TEXT SHOWN.
============

January 8, 2004

Clicking a Mouse (and Cracking a Whip) in Two Worlds

by Nick Montfort · , 2:48 am

Whilst in Texas recently, I read Jill Walker’s Dr. art. thesis, “Fiction and Interaction: How Clicking a Mouse Can Make You Part of a Fictional World.” One important issue it tackled was one that I noted, but didn’t try to tackle, many years ago. It’s the question of what it means when a “real” action in the world (such as your really sending an email addressed to Online Caroline) is also to be an action in a fictional world (given that Online Caroline is not a real person, you have sent an email in the fictional world, too).

I had noticed in my 1995 undergraduate thesis that some “computer narratives” (as I called them) did something like this:

Another approach to making the interface seem natural is to make the computer an explicit part of the interaction. Activision’s games Hacker and Hacker II employ this technique, as does their interactive fiction Portal and Infocom’s A Mind Forever Voyaging … In these works, the premise is that a computer, in the world of the fiction, is itself the interface between the main character and the fictional world.

Jill’s idea (p. 35) is that this is not just an interface gimmick, but leads to a type of ontological fusion, allowing the interactor to participate in the fictional world:

One way of understanding the user’s position in relation to the fiction is through Thomas Pavel’s theorisation of dual structures (Pavel 1986), where a fictional world is overlaid [on] the actual world. … When I enter the area in front of the screen [in Bino and Cool’s Masterclass] I too become the site of a fusion between actual and fictional: I am an appreciator of art at an exhibition, at the same time as I am fictionally a pupil in a master class. … In wielding the whip I accept a role in the fiction.

(Very nice of Jill for using her interaction with a sadomasochistic piece of interactive art as a critical example, by the way. Certainly a good response to the requirement that you “submit your thesis.”)

============

Items listed in a dataset
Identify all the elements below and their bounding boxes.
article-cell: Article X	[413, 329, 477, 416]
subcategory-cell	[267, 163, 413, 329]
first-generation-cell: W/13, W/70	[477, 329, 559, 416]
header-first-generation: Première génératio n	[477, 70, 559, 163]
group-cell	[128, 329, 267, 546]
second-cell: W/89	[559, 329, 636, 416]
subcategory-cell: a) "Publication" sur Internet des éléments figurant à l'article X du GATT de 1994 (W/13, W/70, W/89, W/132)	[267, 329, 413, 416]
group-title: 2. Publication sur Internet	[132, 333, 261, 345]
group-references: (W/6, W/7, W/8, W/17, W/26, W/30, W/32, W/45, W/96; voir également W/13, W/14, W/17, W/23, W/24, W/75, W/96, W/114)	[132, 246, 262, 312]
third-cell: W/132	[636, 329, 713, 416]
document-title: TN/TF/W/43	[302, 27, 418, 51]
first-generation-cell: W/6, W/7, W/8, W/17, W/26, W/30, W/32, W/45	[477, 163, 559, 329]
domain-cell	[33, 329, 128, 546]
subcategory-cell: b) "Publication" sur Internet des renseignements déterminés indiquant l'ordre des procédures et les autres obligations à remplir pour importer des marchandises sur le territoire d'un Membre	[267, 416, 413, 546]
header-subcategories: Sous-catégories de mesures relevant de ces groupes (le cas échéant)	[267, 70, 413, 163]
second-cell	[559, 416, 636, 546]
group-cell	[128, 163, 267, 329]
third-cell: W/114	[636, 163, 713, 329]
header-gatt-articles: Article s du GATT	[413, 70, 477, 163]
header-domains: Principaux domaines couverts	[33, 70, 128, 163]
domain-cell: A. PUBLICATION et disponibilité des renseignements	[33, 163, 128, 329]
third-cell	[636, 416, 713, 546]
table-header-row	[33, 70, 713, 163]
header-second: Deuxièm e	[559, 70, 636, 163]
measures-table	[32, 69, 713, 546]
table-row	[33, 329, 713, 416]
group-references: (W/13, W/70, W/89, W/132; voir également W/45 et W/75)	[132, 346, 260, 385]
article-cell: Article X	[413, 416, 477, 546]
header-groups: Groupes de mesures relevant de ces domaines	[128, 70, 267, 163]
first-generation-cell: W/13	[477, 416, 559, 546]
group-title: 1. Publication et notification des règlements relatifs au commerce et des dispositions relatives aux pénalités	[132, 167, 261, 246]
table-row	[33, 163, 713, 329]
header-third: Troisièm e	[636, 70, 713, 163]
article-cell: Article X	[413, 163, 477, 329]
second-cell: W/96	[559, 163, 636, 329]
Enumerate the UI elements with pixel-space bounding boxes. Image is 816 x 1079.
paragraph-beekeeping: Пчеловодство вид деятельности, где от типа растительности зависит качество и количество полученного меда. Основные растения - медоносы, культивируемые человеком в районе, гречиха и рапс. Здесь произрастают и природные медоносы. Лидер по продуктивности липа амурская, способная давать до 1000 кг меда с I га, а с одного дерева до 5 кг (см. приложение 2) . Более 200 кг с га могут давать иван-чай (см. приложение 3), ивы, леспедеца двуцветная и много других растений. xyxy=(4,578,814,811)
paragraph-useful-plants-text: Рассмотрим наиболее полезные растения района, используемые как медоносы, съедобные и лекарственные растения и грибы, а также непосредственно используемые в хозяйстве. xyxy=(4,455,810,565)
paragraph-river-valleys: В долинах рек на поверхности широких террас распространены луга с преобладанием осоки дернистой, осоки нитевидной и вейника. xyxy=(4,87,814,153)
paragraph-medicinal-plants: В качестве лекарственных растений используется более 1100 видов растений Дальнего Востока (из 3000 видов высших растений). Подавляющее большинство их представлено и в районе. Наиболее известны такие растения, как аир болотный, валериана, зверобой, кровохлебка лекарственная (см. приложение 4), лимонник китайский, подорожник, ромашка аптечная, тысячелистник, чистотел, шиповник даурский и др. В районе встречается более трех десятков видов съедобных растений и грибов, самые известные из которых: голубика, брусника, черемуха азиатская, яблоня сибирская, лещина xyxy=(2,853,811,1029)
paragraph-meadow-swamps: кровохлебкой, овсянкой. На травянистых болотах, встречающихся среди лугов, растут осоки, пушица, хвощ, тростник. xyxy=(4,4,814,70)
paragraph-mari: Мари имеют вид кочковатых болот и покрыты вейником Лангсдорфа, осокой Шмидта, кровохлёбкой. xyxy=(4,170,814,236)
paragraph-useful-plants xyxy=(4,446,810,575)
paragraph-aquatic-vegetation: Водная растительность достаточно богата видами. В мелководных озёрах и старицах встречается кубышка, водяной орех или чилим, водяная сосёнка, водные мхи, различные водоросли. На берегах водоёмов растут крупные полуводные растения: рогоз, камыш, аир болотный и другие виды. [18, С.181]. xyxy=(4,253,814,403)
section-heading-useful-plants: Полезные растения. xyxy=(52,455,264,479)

============

WHAT YOU WILL DO.
**a)** Set down, word for word, the portion of the post on fiction and interaction from "Jill’s idea (p." up to and including "in the fiction.".
**b)** Which page of Jill Walker's thesis does the post on fiction and interaction cite for her idea of ontological fusion?

RESULTS.
**a)**
Jill’s idea (p. 35) is that this is not just an interface gimmick, but leads to a type of ontological fusion, allowing the interactor to participate in the fictional world:

One way of understanding the user’s position in relation to the fiction is through Thomas Pavel’s theorisation of dual structures (Pavel 1986), where a fictional world is overlaid [on] the actual world. … When I enter the area in front of the screen [in Bino and Cool’s Masterclass] I too become the site of a fusion between actual and fictional: I am an appreciator of art at an exhibition, at the same time as I am fictionally a pupil in a master class. … In wielding the whip I accept a role in the fiction.

**b)** Page 35.